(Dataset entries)
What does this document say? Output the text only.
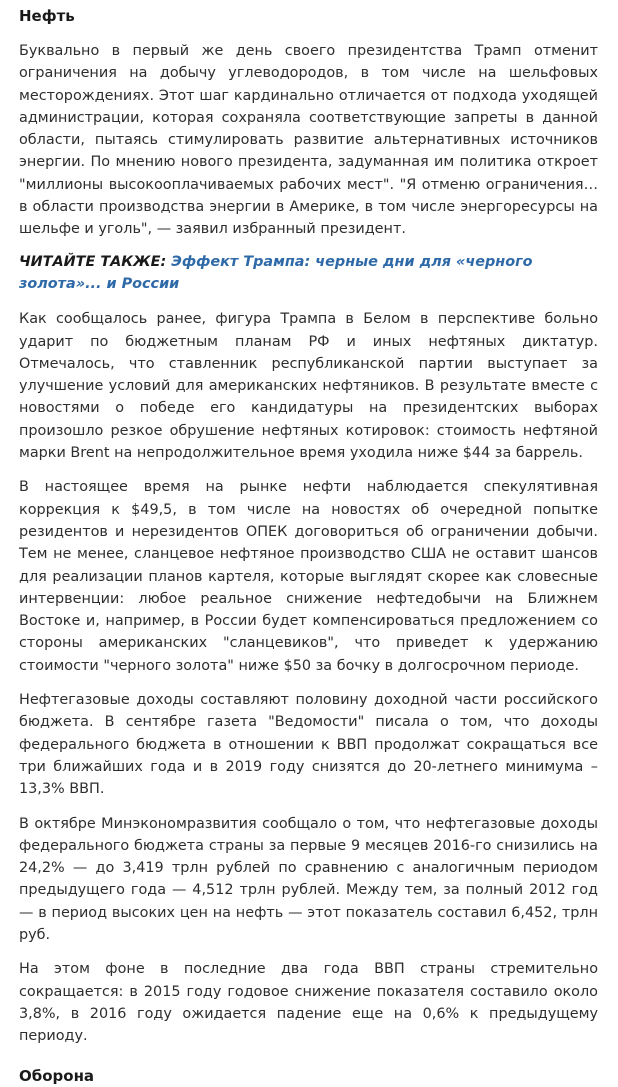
Нефть

Буквально в первый же день своего президентства Трамп отменит ограничения на добычу углеводородов, в том числе на шельфовых месторождениях. Этот шаг кардинально отличается от подхода уходящей администрации, которая сохраняла соответствующие запреты в данной области, пытаясь стимулировать развитие альтернативных источников энергии. По мнению нового президента, задуманная им политика откроет "миллионы высокооплачиваемых рабочих мест". "Я отменю ограничения… в области производства энергии в Америке, в том числе энергоресурсы на шельфе и уголь", — заявил избранный президент.

ЧИТАЙТЕ ТАКЖЕ: Эффект Трампа: черные дни для «черного золота»... и России

Как сообщалось ранее, фигура Трампа в Белом в перспективе больно ударит по бюджетным планам РФ и иных нефтяных диктатур. Отмечалось, что ставленник республиканской партии выступает за улучшение условий для американских нефтяников. В результате вместе с новостями о победе его кандидатуры на президентских выборах произошло резкое обрушение нефтяных котировок: стоимость нефтяной марки Brent на непродолжительное время уходила ниже $44 за баррель.

В настоящее время на рынке нефти наблюдается спекулятивная коррекция к $49,5, в том числе на новостях об очередной попытке резидентов и нерезидентов ОПЕК договориться об ограничении добычи. Тем не менее, сланцевое нефтяное производство США не оставит шансов для реализации планов картеля, которые выглядят скорее как словесные интервенции: любое реальное снижение нефтедобычи на Ближнем Востоке и, например, в России будет компенсироваться предложением со стороны американских "сланцевиков", что приведет к удержанию стоимости "черного золота" ниже $50 за бочку в долгосрочном периоде.

Нефтегазовые доходы составляют половину доходной части российского бюджета. В сентябре газета "Ведомости" писала о том, что доходы федерального бюджета в отношении к ВВП продолжат сокращаться все три ближайших года и в 2019 году снизятся до 20-летнего минимума – 13,3% ВВП.

В октябре Минэкономразвития сообщало о том, что нефтегазовые доходы федерального бюджета страны за первые 9 месяцев 2016-го снизились на 24,2% — до 3,419 трлн рублей по сравнению с аналогичным периодом предыдущего года — 4,512 трлн рублей. Между тем, за полный 2012 год — в период высоких цен на нефть — этот показатель составил 6,452, трлн руб.

На этом фоне в последние два года ВВП страны стремительно сокращается: в 2015 году годовое снижение показателя составило около 3,8%, в 2016 году ожидается падение еще на 0,6% к предыдущему периоду.

Оборона
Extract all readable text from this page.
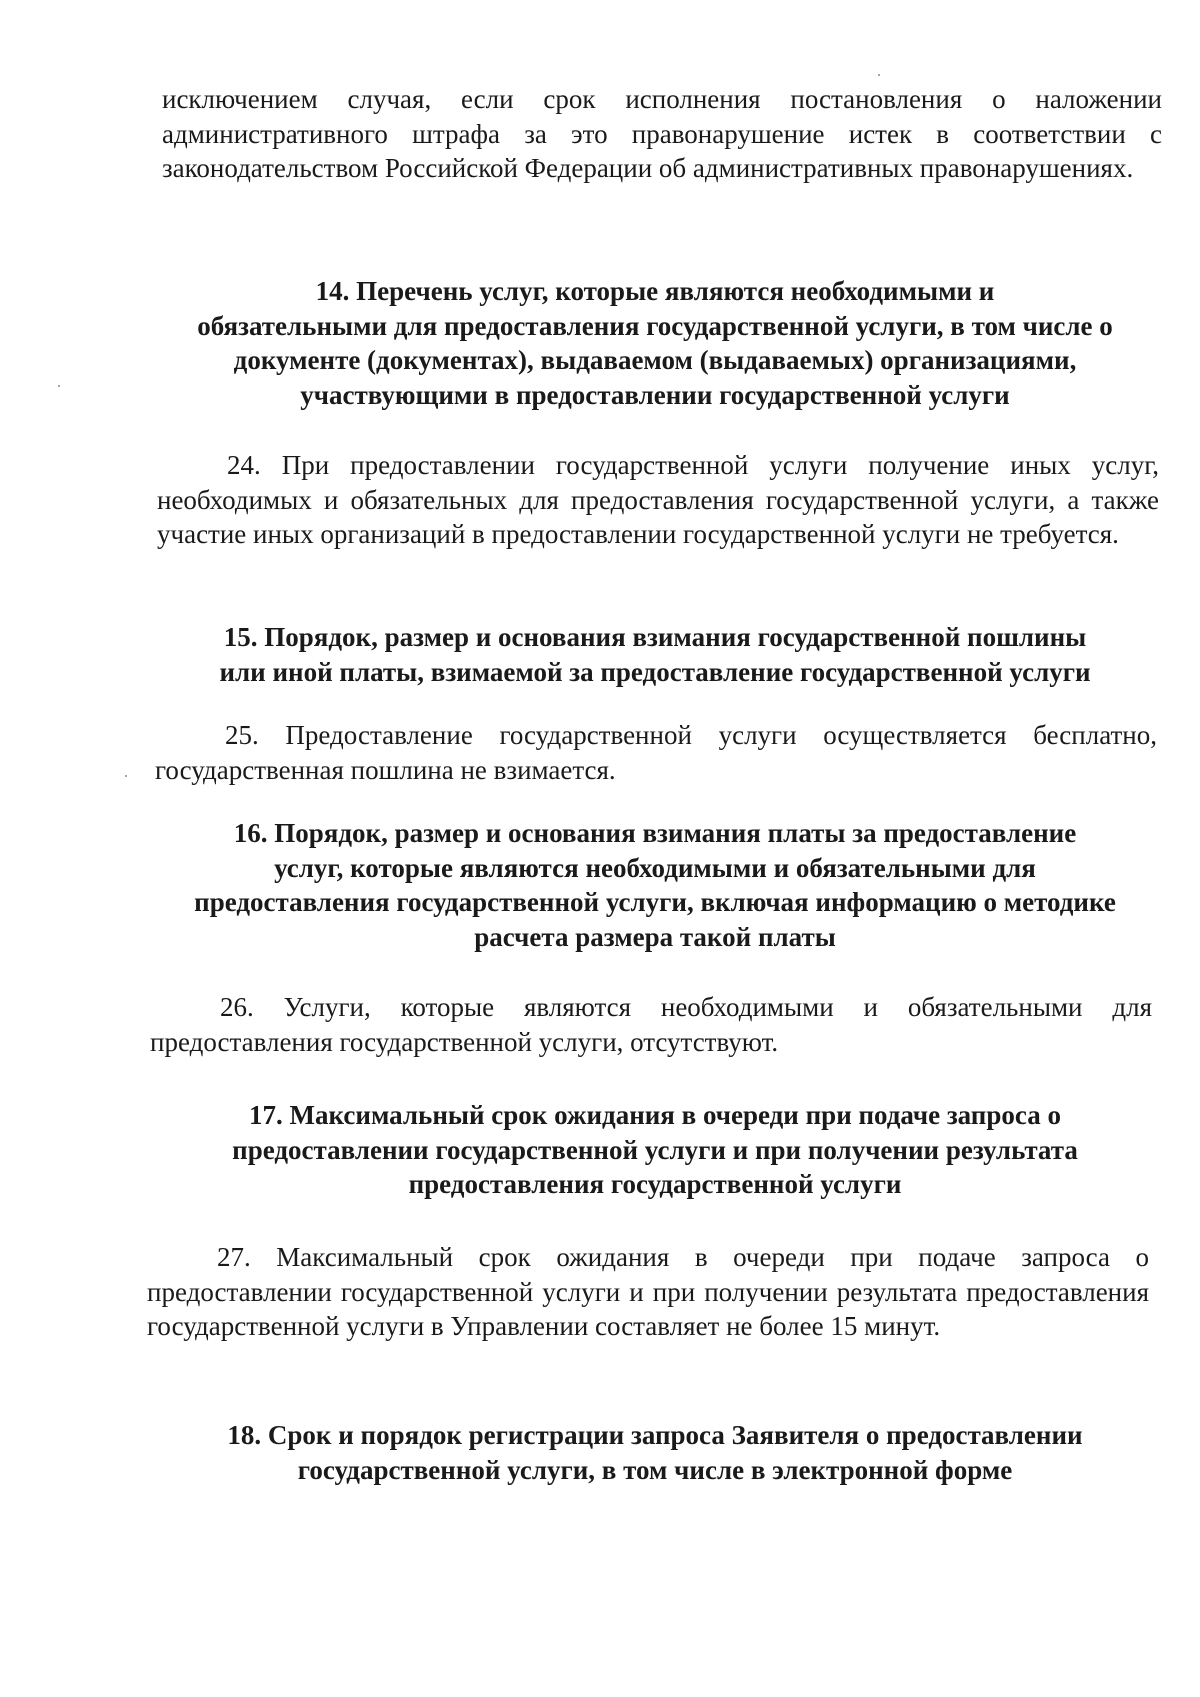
исключением случая, если срок исполнения постановления о наложении административного штрафа за это правонарушение истек в соответствии с законодательством Российской Федерации об административных правонарушениях.

14. Перечень услуг, которые являются необходимыми и
обязательными для предоставления государственной услуги, в том числе о
документе (документах), выдаваемом (выдаваемых) организациями,
участвующими в предоставлении государственной услуги

24. При предоставлении государственной услуги получение иных услуг, необходимых и обязательных для предоставления государственной услуги, а также участие иных организаций в предоставлении государственной услуги не требуется.

15. Порядок, размер и основания взимания государственной пошлины
или иной платы, взимаемой за предоставление государственной услуги

25. Предоставление государственной услуги осуществляется бесплатно, государственная пошлина не взимается.

16. Порядок, размер и основания взимания платы за предоставление
услуг, которые являются необходимыми и обязательными для
предоставления государственной услуги, включая информацию о методике
расчета размера такой платы

26. Услуги, которые являются необходимыми и обязательными для предоставления государственной услуги, отсутствуют.

17. Максимальный срок ожидания в очереди при подаче запроса о
предоставлении государственной услуги и при получении результата
предоставления государственной услуги

27. Максимальный срок ожидания в очереди при подаче запроса о предоставлении государственной услуги и при получении результата предоставления государственной услуги в Управлении составляет не более 15 минут.

18. Срок и порядок регистрации запроса Заявителя о предоставлении
государственной услуги, в том числе в электронной форме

Stated exercise: Skip the pictures, then retype every line above exactly.

Complete response:
What does this document say? Output the text only.
Нефть

Буквально в первый же день своего президентства Трамп отменит ограничения на добычу углеводородов, в том числе на шельфовых месторождениях. Этот шаг кардинально отличается от подхода уходящей администрации, которая сохраняла соответствующие запреты в данной области, пытаясь стимулировать развитие альтернативных источников энергии. По мнению нового президента, задуманная им политика откроет "миллионы высокооплачиваемых рабочих мест". "Я отменю ограничения… в области производства энергии в Америке, в том числе энергоресурсы на шельфе и уголь", — заявил избранный президент.

ЧИТАЙТЕ ТАКЖЕ: Эффект Трампа: черные дни для «черного золота»... и России

Как сообщалось ранее, фигура Трампа в Белом в перспективе больно ударит по бюджетным планам РФ и иных нефтяных диктатур. Отмечалось, что ставленник республиканской партии выступает за улучшение условий для американских нефтяников. В результате вместе с новостями о победе его кандидатуры на президентских выборах произошло резкое обрушение нефтяных котировок: стоимость нефтяной марки Brent на непродолжительное время уходила ниже $44 за баррель.

В настоящее время на рынке нефти наблюдается спекулятивная коррекция к $49,5, в том числе на новостях об очередной попытке резидентов и нерезидентов ОПЕК договориться об ограничении добычи. Тем не менее, сланцевое нефтяное производство США не оставит шансов для реализации планов картеля, которые выглядят скорее как словесные интервенции: любое реальное снижение нефтедобычи на Ближнем Востоке и, например, в России будет компенсироваться предложением со стороны американских "сланцевиков", что приведет к удержанию стоимости "черного золота" ниже $50 за бочку в долгосрочном периоде.

Нефтегазовые доходы составляют половину доходной части российского бюджета. В сентябре газета "Ведомости" писала о том, что доходы федерального бюджета в отношении к ВВП продолжат сокращаться все три ближайших года и в 2019 году снизятся до 20-летнего минимума – 13,3% ВВП.

В октябре Минэкономразвития сообщало о том, что нефтегазовые доходы федерального бюджета страны за первые 9 месяцев 2016-го снизились на 24,2% — до 3,419 трлн рублей по сравнению с аналогичным периодом предыдущего года — 4,512 трлн рублей. Между тем, за полный 2012 год — в период высоких цен на нефть — этот показатель составил 6,452, трлн руб.

На этом фоне в последние два года ВВП страны стремительно сокращается: в 2015 году годовое снижение показателя составило около 3,8%, в 2016 году ожидается падение еще на 0,6% к предыдущему периоду.

Оборона
Extract all readable text from this page.
исключением случая, если срок исполнения постановления о наложении административного штрафа за это правонарушение истек в соответствии с законодательством Российской Федерации об административных правонарушениях.

14. Перечень услуг, которые являются необходимыми и
обязательными для предоставления государственной услуги, в том числе о
документе (документах), выдаваемом (выдаваемых) организациями,
участвующими в предоставлении государственной услуги

24. При предоставлении государственной услуги получение иных услуг, необходимых и обязательных для предоставления государственной услуги, а также участие иных организаций в предоставлении государственной услуги не требуется.

15. Порядок, размер и основания взимания государственной пошлины
или иной платы, взимаемой за предоставление государственной услуги

25. Предоставление государственной услуги осуществляется бесплатно, государственная пошлина не взимается.

16. Порядок, размер и основания взимания платы за предоставление
услуг, которые являются необходимыми и обязательными для
предоставления государственной услуги, включая информацию о методике
расчета размера такой платы

26. Услуги, которые являются необходимыми и обязательными для предоставления государственной услуги, отсутствуют.

17. Максимальный срок ожидания в очереди при подаче запроса о
предоставлении государственной услуги и при получении результата
предоставления государственной услуги

27. Максимальный срок ожидания в очереди при подаче запроса о предоставлении государственной услуги и при получении результата предоставления государственной услуги в Управлении составляет не более 15 минут.

18. Срок и порядок регистрации запроса Заявителя о предоставлении
государственной услуги, в том числе в электронной форме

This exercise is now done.